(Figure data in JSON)
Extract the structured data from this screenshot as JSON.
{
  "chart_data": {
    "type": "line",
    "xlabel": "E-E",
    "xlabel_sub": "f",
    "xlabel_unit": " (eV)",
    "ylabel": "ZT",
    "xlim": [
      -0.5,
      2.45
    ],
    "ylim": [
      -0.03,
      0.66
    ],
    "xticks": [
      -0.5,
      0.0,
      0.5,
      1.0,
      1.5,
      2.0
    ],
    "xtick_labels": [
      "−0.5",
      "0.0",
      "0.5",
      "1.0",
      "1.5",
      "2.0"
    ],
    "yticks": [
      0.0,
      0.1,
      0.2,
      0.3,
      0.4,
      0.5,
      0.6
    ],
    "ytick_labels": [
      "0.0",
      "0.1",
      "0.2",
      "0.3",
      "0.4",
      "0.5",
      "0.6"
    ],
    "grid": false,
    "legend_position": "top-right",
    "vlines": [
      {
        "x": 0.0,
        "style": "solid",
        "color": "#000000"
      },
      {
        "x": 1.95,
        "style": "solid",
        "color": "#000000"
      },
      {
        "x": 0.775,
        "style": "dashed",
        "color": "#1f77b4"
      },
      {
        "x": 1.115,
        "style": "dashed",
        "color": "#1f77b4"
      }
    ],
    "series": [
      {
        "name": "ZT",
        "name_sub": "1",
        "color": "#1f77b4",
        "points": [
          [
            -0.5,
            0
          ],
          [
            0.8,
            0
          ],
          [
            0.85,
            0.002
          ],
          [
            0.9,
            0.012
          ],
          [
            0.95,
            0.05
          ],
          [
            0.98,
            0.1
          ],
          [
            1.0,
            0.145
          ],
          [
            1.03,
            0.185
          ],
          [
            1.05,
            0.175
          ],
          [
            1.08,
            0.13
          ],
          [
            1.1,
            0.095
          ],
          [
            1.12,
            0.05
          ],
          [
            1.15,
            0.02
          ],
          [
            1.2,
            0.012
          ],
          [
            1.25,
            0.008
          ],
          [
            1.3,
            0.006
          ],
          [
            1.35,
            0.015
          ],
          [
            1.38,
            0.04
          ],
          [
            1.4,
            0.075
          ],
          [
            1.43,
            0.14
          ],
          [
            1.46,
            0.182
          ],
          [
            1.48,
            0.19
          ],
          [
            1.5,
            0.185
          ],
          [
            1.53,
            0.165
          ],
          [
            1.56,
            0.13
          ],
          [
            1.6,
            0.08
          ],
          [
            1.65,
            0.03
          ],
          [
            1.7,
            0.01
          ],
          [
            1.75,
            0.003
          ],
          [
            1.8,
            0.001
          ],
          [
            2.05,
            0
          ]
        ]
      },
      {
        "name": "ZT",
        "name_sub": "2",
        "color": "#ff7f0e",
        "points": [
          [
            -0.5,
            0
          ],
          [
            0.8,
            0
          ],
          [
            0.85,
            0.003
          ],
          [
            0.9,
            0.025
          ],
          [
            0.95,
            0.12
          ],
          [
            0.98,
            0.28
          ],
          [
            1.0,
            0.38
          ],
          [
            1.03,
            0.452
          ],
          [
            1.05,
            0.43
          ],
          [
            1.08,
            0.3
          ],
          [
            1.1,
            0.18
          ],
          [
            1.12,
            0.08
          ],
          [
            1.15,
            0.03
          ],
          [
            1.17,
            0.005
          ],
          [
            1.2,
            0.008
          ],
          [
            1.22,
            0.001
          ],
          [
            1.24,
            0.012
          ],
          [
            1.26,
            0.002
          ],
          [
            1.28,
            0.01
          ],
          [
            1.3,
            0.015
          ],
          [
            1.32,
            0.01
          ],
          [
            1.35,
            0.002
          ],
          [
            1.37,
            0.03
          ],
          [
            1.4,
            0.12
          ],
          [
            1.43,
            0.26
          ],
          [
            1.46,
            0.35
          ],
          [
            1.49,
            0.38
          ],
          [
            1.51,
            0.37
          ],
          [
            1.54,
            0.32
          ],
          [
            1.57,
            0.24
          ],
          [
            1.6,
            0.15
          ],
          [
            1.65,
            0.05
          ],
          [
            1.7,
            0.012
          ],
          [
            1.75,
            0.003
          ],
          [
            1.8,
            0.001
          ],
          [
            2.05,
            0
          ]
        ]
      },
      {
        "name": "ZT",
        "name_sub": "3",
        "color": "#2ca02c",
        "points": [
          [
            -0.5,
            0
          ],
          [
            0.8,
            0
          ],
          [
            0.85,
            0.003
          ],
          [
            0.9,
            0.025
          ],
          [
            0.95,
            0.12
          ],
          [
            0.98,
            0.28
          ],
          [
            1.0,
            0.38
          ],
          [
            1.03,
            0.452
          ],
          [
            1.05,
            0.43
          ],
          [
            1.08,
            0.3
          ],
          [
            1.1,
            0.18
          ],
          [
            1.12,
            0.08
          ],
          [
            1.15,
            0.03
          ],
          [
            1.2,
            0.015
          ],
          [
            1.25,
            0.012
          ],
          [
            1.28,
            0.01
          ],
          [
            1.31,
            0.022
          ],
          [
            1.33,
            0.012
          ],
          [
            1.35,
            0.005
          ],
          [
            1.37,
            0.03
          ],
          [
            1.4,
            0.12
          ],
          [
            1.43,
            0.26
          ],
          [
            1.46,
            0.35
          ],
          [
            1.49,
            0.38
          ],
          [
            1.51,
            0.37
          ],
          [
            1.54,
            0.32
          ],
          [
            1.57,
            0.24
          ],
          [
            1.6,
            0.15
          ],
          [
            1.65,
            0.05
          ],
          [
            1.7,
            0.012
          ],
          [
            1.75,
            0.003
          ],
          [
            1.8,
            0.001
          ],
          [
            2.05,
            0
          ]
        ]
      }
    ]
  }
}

WHAT THE EXERCISE ASKS
Look through the records and count each line that holds "color". Write only the total.

SOLUTION TO THIS EXERCISE
7